## [TASK TO COMPLETE]
Reproduce the entries word for word, and omit any picture you find in them.

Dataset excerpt
##############################

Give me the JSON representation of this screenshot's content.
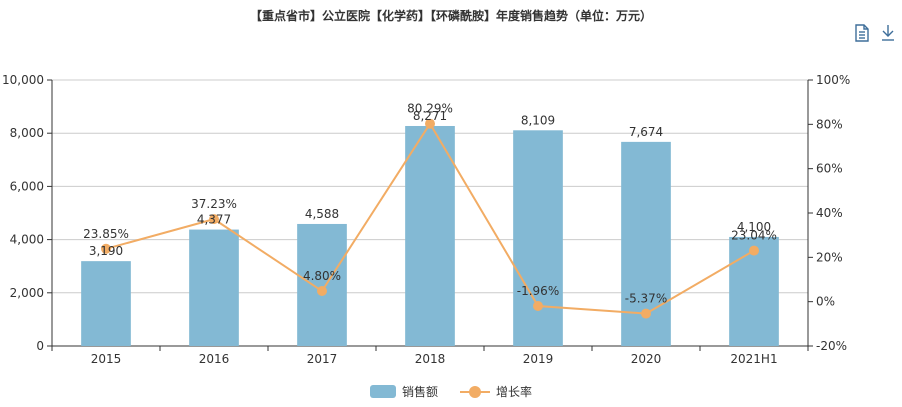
{
  "title": "【重点省市】公立医院【化学药】【环磷酰胺】年度销售趋势（单位：万元）",
  "toolbar": {
    "icons": [
      "data-view-icon",
      "download-icon"
    ]
  },
  "legend": {
    "bar_label": "销售额",
    "line_label": "增长率"
  },
  "colors": {
    "bar": "#83b9d4",
    "line": "#f2ac64",
    "grid": "#cccccc",
    "axis": "#333333"
  },
  "chart_data": {
    "type": "bar",
    "categories": [
      "2015",
      "2016",
      "2017",
      "2018",
      "2019",
      "2020",
      "2021H1"
    ],
    "series": [
      {
        "name": "销售额",
        "type": "bar",
        "axis": "left",
        "values": [
          3190,
          4377,
          4588,
          8271,
          8109,
          7674,
          4100
        ],
        "labels": [
          "3,190",
          "4,377",
          "4,588",
          "8,271",
          "8,109",
          "7,674",
          "4,100"
        ]
      },
      {
        "name": "增长率",
        "type": "line",
        "axis": "right",
        "values": [
          23.85,
          37.23,
          4.8,
          80.29,
          -1.96,
          -5.37,
          23.04
        ],
        "labels": [
          "23.85%",
          "37.23%",
          "4.80%",
          "80.29%",
          "-1.96%",
          "-5.37%",
          "23.04%"
        ]
      }
    ],
    "y_left": {
      "min": 0,
      "max": 10000,
      "ticks": [
        "0",
        "2,000",
        "4,000",
        "6,000",
        "8,000",
        "10,000"
      ]
    },
    "y_right": {
      "min": -20,
      "max": 100,
      "ticks": [
        "-20%",
        "0%",
        "20%",
        "40%",
        "60%",
        "80%",
        "100%"
      ]
    },
    "grid": true,
    "legend_position": "bottom"
  }
}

##############################

## [TASK RESPONSE]
Give me the JSON representation of this screenshot's content.
{
  "title": "【重点省市】公立医院【化学药】【环磷酰胺】年度销售趋势（单位：万元）",
  "toolbar": {
    "icons": [
      "data-view-icon",
      "download-icon"
    ]
  },
  "legend": {
    "bar_label": "销售额",
    "line_label": "增长率"
  },
  "colors": {
    "bar": "#83b9d4",
    "line": "#f2ac64",
    "grid": "#cccccc",
    "axis": "#333333"
  },
  "chart_data": {
    "type": "bar",
    "categories": [
      "2015",
      "2016",
      "2017",
      "2018",
      "2019",
      "2020",
      "2021H1"
    ],
    "series": [
      {
        "name": "销售额",
        "type": "bar",
        "axis": "left",
        "values": [
          3190,
          4377,
          4588,
          8271,
          8109,
          7674,
          4100
        ],
        "labels": [
          "3,190",
          "4,377",
          "4,588",
          "8,271",
          "8,109",
          "7,674",
          "4,100"
        ]
      },
      {
        "name": "增长率",
        "type": "line",
        "axis": "right",
        "values": [
          23.85,
          37.23,
          4.8,
          80.29,
          -1.96,
          -5.37,
          23.04
        ],
        "labels": [
          "23.85%",
          "37.23%",
          "4.80%",
          "80.29%",
          "-1.96%",
          "-5.37%",
          "23.04%"
        ]
      }
    ],
    "y_left": {
      "min": 0,
      "max": 10000,
      "ticks": [
        "0",
        "2,000",
        "4,000",
        "6,000",
        "8,000",
        "10,000"
      ]
    },
    "y_right": {
      "min": -20,
      "max": 100,
      "ticks": [
        "-20%",
        "0%",
        "20%",
        "40%",
        "60%",
        "80%",
        "100%"
      ]
    },
    "grid": true,
    "legend_position": "bottom"
  }
}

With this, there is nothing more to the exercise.